:: Supplied material ::

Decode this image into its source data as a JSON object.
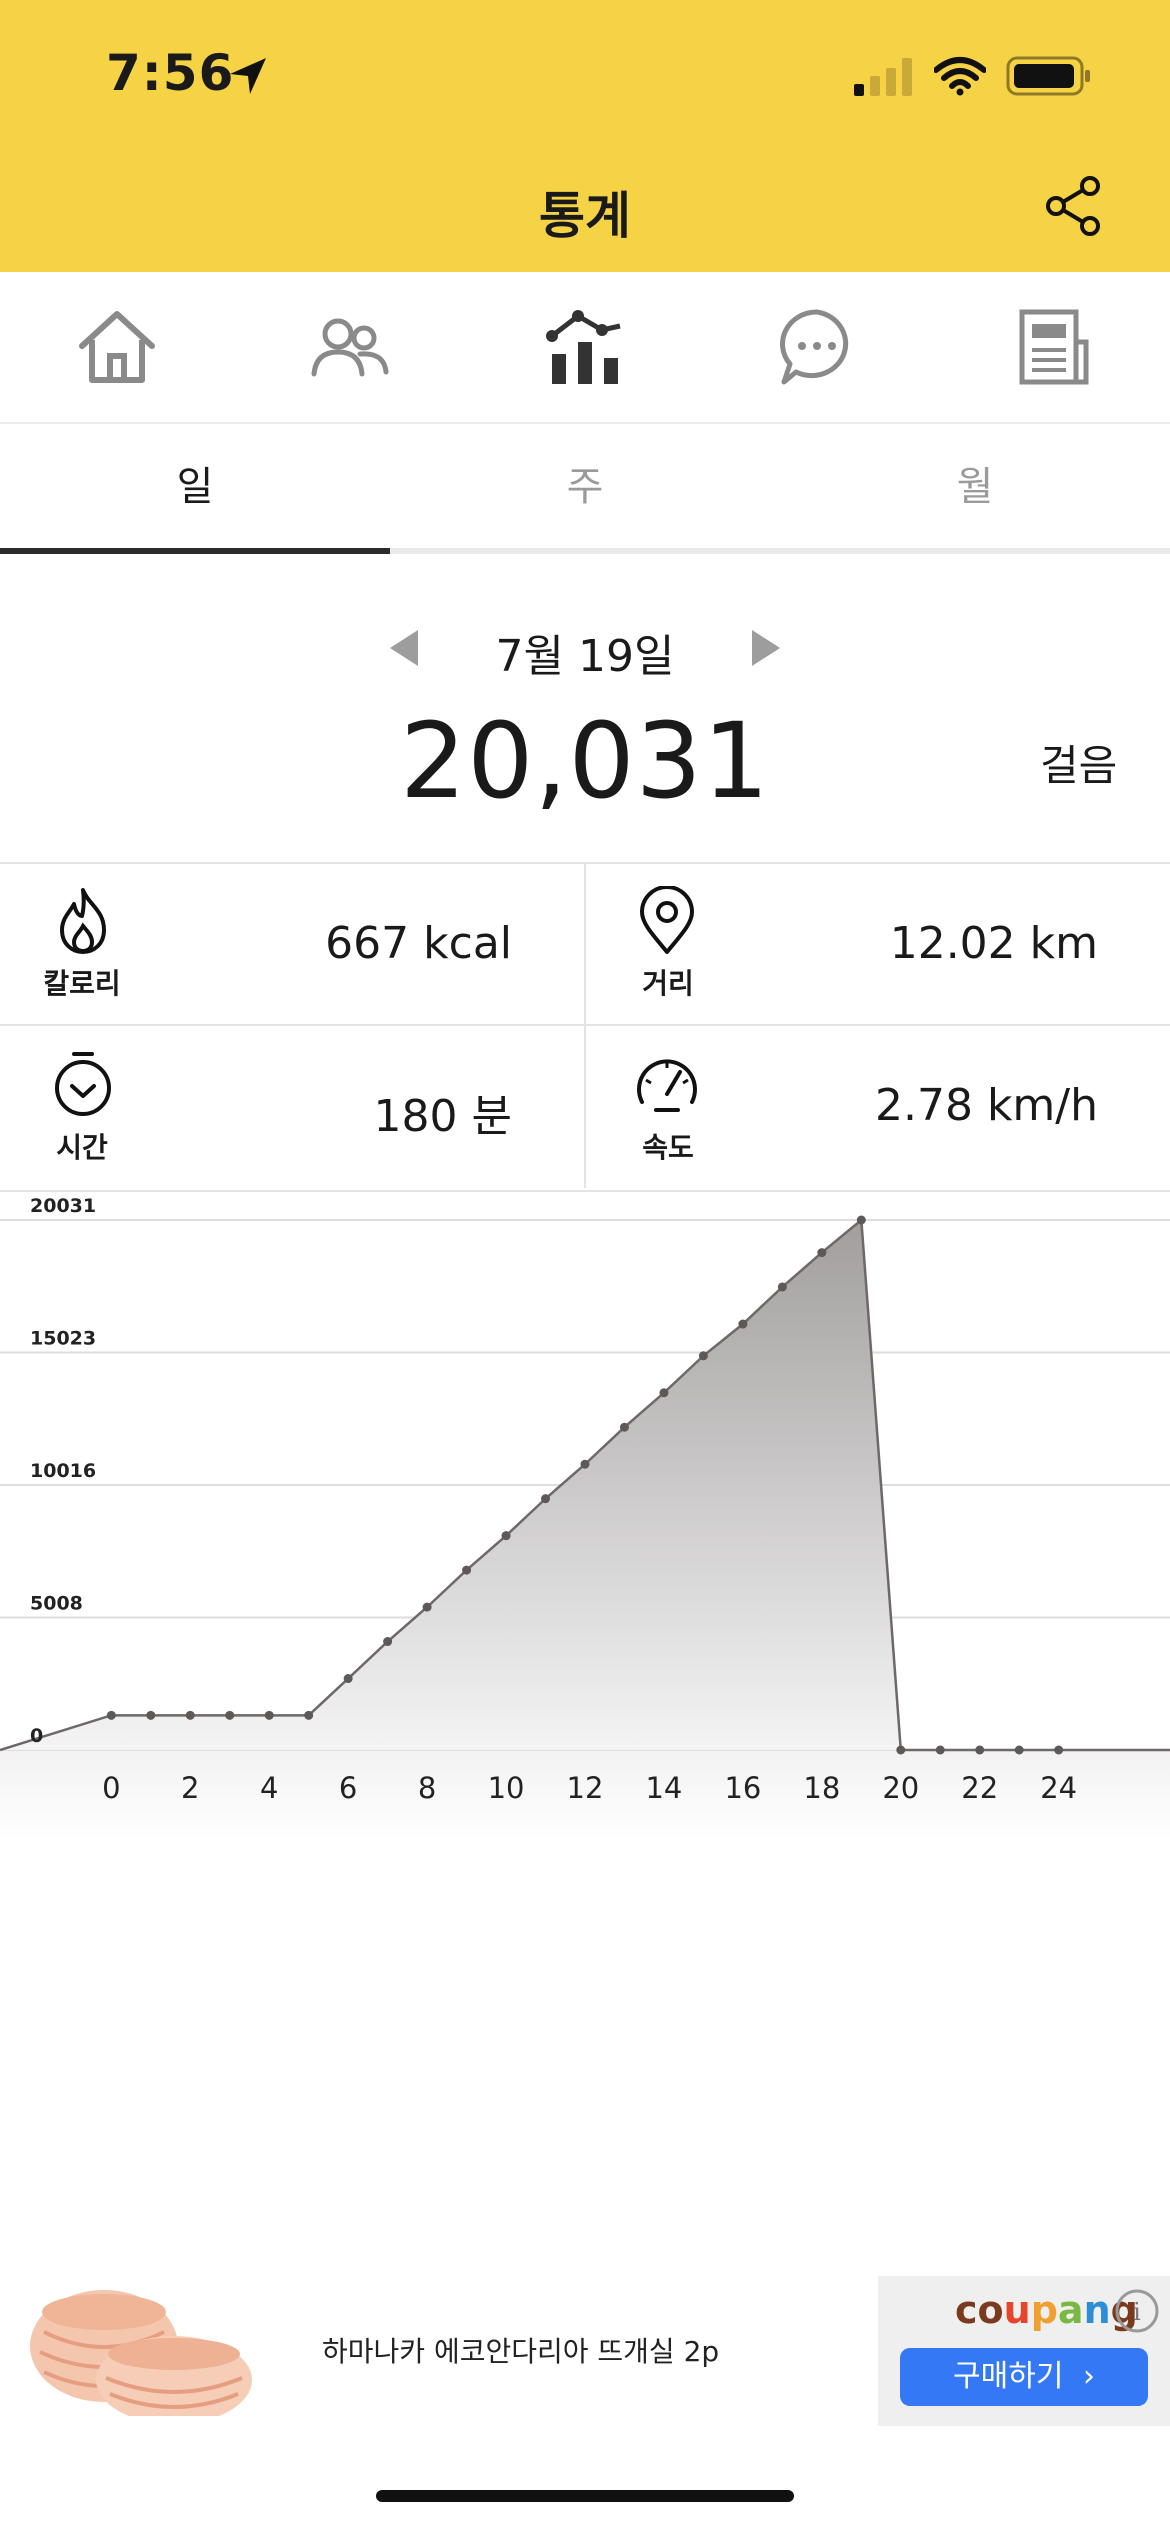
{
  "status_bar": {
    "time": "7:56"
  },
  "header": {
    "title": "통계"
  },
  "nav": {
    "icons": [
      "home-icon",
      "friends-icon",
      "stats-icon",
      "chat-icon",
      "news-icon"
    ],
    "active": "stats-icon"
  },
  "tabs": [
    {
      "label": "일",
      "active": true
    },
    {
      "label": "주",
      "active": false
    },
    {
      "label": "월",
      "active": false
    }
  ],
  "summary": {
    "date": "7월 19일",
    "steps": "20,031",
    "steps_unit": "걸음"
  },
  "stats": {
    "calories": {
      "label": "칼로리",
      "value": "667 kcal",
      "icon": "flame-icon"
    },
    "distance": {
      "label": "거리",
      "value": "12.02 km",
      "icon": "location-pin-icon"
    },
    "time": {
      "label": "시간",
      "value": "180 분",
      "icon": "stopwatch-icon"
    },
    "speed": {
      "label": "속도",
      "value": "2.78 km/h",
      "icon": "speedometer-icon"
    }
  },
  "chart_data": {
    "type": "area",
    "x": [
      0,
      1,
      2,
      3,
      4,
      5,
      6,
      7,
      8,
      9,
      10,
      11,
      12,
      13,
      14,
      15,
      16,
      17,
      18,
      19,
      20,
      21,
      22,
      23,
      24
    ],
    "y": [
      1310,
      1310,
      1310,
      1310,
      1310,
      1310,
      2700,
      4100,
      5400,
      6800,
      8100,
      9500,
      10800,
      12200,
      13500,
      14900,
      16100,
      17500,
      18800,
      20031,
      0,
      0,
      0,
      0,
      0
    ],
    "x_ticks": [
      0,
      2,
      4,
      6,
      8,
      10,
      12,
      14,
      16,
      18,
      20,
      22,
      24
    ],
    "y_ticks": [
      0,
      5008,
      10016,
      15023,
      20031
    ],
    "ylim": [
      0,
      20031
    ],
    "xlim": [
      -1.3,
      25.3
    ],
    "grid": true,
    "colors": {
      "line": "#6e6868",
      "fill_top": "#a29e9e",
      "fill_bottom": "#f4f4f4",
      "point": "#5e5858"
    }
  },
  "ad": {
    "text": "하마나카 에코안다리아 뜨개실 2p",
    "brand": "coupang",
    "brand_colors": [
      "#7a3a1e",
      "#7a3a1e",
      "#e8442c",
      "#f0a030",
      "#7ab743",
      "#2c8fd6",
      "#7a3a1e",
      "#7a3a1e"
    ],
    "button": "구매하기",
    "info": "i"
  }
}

:::
:: Supplied material ::

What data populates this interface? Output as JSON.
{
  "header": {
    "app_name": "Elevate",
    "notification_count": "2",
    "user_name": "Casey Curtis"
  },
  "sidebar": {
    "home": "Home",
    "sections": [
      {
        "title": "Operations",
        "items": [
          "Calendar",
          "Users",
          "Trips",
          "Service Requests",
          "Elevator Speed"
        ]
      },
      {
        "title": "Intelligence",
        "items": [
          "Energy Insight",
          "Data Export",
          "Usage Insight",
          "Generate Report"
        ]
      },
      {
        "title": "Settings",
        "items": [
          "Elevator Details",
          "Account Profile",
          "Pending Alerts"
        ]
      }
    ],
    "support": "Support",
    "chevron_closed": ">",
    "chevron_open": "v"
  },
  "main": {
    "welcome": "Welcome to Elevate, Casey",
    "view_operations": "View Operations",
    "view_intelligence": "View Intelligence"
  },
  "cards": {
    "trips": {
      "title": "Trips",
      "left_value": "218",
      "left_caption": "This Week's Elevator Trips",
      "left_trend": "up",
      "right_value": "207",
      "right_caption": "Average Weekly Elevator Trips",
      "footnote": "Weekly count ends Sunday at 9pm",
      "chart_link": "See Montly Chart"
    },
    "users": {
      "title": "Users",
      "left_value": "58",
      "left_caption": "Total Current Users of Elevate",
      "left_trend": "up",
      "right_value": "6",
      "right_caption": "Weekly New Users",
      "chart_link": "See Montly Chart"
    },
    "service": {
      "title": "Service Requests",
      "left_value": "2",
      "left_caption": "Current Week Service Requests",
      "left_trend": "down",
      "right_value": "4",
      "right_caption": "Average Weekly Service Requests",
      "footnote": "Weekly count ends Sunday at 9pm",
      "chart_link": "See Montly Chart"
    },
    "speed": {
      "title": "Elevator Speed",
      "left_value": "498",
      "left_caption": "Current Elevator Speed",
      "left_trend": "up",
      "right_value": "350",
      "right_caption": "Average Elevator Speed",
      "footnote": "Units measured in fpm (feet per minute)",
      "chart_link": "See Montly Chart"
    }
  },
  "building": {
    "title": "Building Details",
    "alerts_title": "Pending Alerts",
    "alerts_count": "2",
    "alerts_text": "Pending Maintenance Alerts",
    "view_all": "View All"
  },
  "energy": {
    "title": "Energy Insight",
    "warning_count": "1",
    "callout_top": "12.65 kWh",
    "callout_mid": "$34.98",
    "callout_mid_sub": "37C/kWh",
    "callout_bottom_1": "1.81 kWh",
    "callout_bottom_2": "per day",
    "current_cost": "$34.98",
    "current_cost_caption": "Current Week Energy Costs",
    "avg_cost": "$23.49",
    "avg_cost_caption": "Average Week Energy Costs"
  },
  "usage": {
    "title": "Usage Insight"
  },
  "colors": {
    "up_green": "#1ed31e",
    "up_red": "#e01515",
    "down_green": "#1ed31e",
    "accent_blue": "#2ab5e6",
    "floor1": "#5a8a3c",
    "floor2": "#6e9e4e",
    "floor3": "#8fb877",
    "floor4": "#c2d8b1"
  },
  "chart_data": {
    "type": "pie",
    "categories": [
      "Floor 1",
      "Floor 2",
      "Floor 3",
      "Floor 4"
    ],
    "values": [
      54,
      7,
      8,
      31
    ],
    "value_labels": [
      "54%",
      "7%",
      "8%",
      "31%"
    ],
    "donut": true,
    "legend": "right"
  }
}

:::
:: Supplied material ::

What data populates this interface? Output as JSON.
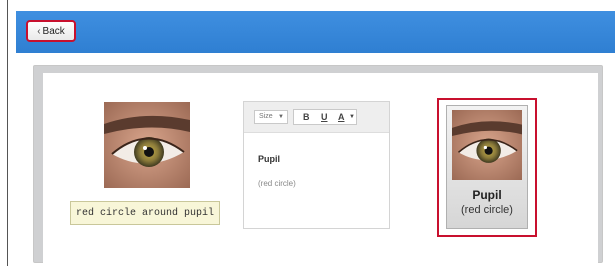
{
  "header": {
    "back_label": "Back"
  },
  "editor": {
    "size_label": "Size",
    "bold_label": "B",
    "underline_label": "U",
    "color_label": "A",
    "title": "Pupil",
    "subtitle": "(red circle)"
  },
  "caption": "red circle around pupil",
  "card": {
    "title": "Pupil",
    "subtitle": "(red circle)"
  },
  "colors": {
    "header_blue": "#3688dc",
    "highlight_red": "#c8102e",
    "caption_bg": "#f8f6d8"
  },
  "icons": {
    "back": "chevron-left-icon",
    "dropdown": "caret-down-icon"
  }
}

:::

• _What is required_
Copy every line that contains the string "Pending".

• _Solution below_
          "Pending Alerts"
    "alerts_title": "Pending Alerts",
    "alerts_text": "Pending Maintenance Alerts",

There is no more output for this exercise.